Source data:
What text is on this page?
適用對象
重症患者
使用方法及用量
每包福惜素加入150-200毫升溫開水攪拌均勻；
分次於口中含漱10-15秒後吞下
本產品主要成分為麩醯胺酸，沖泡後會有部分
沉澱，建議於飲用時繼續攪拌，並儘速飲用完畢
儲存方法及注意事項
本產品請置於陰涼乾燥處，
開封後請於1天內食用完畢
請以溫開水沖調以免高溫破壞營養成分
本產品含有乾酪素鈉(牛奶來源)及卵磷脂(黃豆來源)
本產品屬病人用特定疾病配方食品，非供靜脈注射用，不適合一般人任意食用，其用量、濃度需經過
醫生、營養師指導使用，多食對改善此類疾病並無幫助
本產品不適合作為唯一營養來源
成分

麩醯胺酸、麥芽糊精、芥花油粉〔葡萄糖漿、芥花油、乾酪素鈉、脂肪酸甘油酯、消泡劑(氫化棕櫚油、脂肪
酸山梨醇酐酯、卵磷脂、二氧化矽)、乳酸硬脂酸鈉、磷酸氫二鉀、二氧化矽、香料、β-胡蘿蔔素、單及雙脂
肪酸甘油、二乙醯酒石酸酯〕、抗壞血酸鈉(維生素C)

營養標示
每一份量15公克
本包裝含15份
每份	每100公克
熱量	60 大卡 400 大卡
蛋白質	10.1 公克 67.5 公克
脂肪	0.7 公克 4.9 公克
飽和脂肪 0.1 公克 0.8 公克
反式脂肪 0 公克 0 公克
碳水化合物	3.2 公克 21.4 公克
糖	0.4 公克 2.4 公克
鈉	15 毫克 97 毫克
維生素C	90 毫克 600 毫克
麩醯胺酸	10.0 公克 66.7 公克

_Task instructions_:
From the data above, copy each line where the string "維生素C" appears.

_Output of the task_:
肪酸甘油、二乙醯酒石酸酯〕、抗壞血酸鈉(維生素C)
維生素C	90 毫克 600 毫克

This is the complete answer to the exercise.